Below are some records; retype all of them exactly.

- **SOURCE RECORDS**
START

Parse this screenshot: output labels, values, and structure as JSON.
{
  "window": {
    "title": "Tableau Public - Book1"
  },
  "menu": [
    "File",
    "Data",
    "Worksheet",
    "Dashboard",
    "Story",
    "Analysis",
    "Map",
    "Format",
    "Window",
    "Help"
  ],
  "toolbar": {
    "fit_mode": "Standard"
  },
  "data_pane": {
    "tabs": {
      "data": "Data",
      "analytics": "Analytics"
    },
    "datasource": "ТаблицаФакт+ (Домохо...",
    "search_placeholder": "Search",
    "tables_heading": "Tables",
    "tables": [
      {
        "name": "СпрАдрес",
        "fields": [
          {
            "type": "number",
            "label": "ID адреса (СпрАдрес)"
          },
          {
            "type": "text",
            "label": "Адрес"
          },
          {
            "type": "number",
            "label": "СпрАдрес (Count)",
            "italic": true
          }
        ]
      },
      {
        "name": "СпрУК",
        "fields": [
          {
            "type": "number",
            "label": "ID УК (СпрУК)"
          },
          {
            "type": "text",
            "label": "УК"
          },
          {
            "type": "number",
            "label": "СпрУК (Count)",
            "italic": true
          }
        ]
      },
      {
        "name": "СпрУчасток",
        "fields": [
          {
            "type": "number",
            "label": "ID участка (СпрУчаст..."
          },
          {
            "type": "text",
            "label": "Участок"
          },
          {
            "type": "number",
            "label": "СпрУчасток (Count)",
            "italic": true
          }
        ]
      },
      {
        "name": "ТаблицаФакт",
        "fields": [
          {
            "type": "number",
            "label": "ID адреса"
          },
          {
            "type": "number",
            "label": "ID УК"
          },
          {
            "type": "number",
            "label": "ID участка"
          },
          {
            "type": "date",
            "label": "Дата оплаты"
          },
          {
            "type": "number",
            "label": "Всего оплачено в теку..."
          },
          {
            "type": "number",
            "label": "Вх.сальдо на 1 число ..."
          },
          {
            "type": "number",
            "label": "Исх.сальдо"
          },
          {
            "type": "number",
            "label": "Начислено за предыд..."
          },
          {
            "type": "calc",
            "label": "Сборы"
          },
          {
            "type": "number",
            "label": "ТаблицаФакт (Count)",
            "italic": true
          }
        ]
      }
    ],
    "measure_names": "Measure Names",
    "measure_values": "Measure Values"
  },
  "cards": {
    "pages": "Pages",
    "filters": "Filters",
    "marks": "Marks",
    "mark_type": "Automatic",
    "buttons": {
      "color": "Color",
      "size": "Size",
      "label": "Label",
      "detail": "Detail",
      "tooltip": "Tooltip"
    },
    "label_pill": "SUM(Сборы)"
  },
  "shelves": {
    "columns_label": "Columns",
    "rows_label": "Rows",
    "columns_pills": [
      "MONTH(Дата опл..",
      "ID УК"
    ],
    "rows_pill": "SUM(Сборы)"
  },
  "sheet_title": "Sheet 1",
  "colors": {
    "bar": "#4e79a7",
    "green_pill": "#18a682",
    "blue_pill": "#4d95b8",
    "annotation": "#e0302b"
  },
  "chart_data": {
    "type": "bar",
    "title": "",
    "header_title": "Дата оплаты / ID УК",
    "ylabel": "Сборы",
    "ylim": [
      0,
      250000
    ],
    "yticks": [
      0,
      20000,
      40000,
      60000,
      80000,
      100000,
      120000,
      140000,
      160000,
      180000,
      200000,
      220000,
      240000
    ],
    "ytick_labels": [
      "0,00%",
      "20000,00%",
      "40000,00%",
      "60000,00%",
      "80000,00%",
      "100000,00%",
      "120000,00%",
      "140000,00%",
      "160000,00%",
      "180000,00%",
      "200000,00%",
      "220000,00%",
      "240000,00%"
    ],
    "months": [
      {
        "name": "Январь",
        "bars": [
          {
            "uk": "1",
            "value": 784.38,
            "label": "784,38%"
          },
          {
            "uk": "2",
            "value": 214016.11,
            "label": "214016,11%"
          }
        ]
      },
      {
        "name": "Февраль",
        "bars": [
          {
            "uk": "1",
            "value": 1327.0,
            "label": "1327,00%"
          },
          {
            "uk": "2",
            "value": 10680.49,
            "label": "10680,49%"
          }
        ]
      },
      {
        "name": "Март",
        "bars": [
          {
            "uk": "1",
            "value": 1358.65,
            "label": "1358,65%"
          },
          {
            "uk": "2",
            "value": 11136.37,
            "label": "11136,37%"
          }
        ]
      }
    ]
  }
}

END

- **SOLVED EXERCISE**
Parse this screenshot: output labels, values, and structure as JSON.
{
  "window": {
    "title": "Tableau Public - Book1"
  },
  "menu": [
    "File",
    "Data",
    "Worksheet",
    "Dashboard",
    "Story",
    "Analysis",
    "Map",
    "Format",
    "Window",
    "Help"
  ],
  "toolbar": {
    "fit_mode": "Standard"
  },
  "data_pane": {
    "tabs": {
      "data": "Data",
      "analytics": "Analytics"
    },
    "datasource": "ТаблицаФакт+ (Домохо...",
    "search_placeholder": "Search",
    "tables_heading": "Tables",
    "tables": [
      {
        "name": "СпрАдрес",
        "fields": [
          {
            "type": "number",
            "label": "ID адреса (СпрАдрес)"
          },
          {
            "type": "text",
            "label": "Адрес"
          },
          {
            "type": "number",
            "label": "СпрАдрес (Count)",
            "italic": true
          }
        ]
      },
      {
        "name": "СпрУК",
        "fields": [
          {
            "type": "number",
            "label": "ID УК (СпрУК)"
          },
          {
            "type": "text",
            "label": "УК"
          },
          {
            "type": "number",
            "label": "СпрУК (Count)",
            "italic": true
          }
        ]
      },
      {
        "name": "СпрУчасток",
        "fields": [
          {
            "type": "number",
            "label": "ID участка (СпрУчаст..."
          },
          {
            "type": "text",
            "label": "Участок"
          },
          {
            "type": "number",
            "label": "СпрУчасток (Count)",
            "italic": true
          }
        ]
      },
      {
        "name": "ТаблицаФакт",
        "fields": [
          {
            "type": "number",
            "label": "ID адреса"
          },
          {
            "type": "number",
            "label": "ID УК"
          },
          {
            "type": "number",
            "label": "ID участка"
          },
          {
            "type": "date",
            "label": "Дата оплаты"
          },
          {
            "type": "number",
            "label": "Всего оплачено в теку..."
          },
          {
            "type": "number",
            "label": "Вх.сальдо на 1 число ..."
          },
          {
            "type": "number",
            "label": "Исх.сальдо"
          },
          {
            "type": "number",
            "label": "Начислено за предыд..."
          },
          {
            "type": "calc",
            "label": "Сборы"
          },
          {
            "type": "number",
            "label": "ТаблицаФакт (Count)",
            "italic": true
          }
        ]
      }
    ],
    "measure_names": "Measure Names",
    "measure_values": "Measure Values"
  },
  "cards": {
    "pages": "Pages",
    "filters": "Filters",
    "marks": "Marks",
    "mark_type": "Automatic",
    "buttons": {
      "color": "Color",
      "size": "Size",
      "label": "Label",
      "detail": "Detail",
      "tooltip": "Tooltip"
    },
    "label_pill": "SUM(Сборы)"
  },
  "shelves": {
    "columns_label": "Columns",
    "rows_label": "Rows",
    "columns_pills": [
      "MONTH(Дата опл..",
      "ID УК"
    ],
    "rows_pill": "SUM(Сборы)"
  },
  "sheet_title": "Sheet 1",
  "colors": {
    "bar": "#4e79a7",
    "green_pill": "#18a682",
    "blue_pill": "#4d95b8",
    "annotation": "#e0302b"
  },
  "chart_data": {
    "type": "bar",
    "title": "",
    "header_title": "Дата оплаты / ID УК",
    "ylabel": "Сборы",
    "ylim": [
      0,
      250000
    ],
    "yticks": [
      0,
      20000,
      40000,
      60000,
      80000,
      100000,
      120000,
      140000,
      160000,
      180000,
      200000,
      220000,
      240000
    ],
    "ytick_labels": [
      "0,00%",
      "20000,00%",
      "40000,00%",
      "60000,00%",
      "80000,00%",
      "100000,00%",
      "120000,00%",
      "140000,00%",
      "160000,00%",
      "180000,00%",
      "200000,00%",
      "220000,00%",
      "240000,00%"
    ],
    "months": [
      {
        "name": "Январь",
        "bars": [
          {
            "uk": "1",
            "value": 784.38,
            "label": "784,38%"
          },
          {
            "uk": "2",
            "value": 214016.11,
            "label": "214016,11%"
          }
        ]
      },
      {
        "name": "Февраль",
        "bars": [
          {
            "uk": "1",
            "value": 1327.0,
            "label": "1327,00%"
          },
          {
            "uk": "2",
            "value": 10680.49,
            "label": "10680,49%"
          }
        ]
      },
      {
        "name": "Март",
        "bars": [
          {
            "uk": "1",
            "value": 1358.65,
            "label": "1358,65%"
          },
          {
            "uk": "2",
            "value": 11136.37,
            "label": "11136,37%"
          }
        ]
      }
    ]
  }
}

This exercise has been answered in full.